- Required work:
Count how many lines of the items contain the string "title", matching case exactly, and reply with only that number.
========
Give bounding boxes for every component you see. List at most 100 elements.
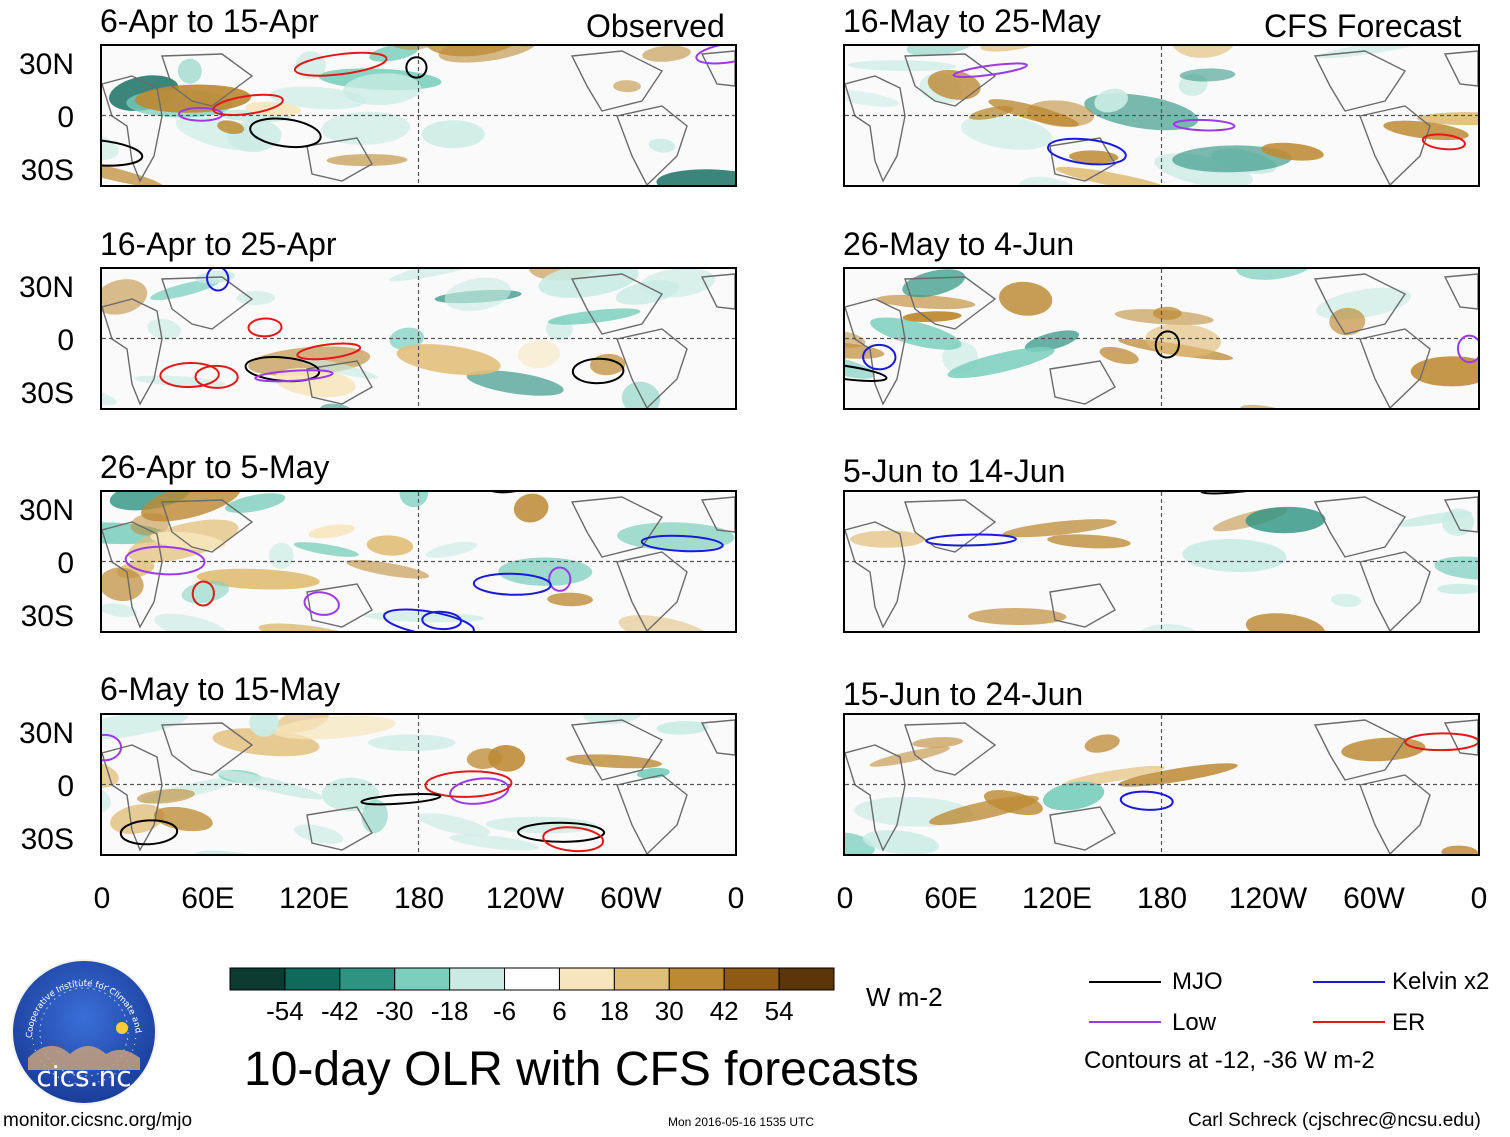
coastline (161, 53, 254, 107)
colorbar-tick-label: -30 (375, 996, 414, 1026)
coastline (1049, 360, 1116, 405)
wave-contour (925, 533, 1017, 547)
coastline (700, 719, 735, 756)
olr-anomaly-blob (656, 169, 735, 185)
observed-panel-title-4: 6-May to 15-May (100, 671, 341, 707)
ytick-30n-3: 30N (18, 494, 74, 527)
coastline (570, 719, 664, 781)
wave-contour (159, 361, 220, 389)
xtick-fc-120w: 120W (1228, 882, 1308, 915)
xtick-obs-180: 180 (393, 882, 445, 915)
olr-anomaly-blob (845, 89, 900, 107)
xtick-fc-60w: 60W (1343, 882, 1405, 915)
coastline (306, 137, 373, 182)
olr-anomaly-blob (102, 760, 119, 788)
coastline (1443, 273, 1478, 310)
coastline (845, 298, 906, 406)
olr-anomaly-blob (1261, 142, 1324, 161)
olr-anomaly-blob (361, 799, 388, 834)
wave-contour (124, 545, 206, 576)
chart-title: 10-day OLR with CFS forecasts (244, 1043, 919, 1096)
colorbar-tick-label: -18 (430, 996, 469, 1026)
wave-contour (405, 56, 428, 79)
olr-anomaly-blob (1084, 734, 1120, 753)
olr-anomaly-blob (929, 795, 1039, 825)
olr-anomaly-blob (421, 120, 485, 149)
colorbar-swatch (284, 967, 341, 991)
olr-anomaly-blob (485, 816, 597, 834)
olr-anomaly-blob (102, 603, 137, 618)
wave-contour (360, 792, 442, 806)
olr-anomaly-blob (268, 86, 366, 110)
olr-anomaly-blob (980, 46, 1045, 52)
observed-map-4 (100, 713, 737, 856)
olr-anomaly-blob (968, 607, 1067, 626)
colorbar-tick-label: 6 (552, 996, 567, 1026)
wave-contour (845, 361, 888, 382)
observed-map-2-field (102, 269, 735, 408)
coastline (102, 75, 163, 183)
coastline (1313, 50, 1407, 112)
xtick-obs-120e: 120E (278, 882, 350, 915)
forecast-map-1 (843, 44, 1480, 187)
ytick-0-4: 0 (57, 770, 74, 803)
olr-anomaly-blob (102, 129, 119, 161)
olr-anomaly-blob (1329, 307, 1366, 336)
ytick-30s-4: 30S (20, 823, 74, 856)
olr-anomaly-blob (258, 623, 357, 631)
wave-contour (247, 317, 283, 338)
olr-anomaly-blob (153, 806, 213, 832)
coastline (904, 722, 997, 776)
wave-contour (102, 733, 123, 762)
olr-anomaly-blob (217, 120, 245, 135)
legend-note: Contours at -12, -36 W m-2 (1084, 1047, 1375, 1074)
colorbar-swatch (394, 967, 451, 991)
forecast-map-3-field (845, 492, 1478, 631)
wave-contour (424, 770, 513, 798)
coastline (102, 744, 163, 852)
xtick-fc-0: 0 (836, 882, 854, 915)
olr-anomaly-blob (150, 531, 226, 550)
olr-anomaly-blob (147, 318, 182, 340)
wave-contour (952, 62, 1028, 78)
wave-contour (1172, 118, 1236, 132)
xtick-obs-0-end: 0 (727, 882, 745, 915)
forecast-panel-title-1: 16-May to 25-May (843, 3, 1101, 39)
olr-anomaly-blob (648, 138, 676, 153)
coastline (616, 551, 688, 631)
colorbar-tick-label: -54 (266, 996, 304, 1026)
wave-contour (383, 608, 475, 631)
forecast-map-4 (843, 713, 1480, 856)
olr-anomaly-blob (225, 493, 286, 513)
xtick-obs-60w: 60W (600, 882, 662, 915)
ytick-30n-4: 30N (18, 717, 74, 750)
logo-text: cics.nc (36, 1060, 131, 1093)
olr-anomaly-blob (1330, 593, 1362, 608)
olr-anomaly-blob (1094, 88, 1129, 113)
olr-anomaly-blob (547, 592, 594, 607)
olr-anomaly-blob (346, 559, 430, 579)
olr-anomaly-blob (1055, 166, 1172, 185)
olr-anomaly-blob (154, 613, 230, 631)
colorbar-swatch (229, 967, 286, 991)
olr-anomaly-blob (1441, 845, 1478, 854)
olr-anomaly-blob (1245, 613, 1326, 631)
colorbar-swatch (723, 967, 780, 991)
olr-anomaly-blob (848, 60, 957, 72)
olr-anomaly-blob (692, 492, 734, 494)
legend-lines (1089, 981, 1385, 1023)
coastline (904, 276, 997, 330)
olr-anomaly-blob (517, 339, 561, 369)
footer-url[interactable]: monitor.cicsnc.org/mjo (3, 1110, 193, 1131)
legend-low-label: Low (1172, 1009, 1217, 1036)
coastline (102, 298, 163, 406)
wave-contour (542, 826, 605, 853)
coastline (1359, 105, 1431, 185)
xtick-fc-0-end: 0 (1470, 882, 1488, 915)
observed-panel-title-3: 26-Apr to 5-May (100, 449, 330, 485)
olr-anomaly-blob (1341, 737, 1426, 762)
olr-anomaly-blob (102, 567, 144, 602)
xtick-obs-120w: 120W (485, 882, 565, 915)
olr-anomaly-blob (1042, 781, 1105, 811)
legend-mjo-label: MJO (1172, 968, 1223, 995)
========
- Answer to this problem:
4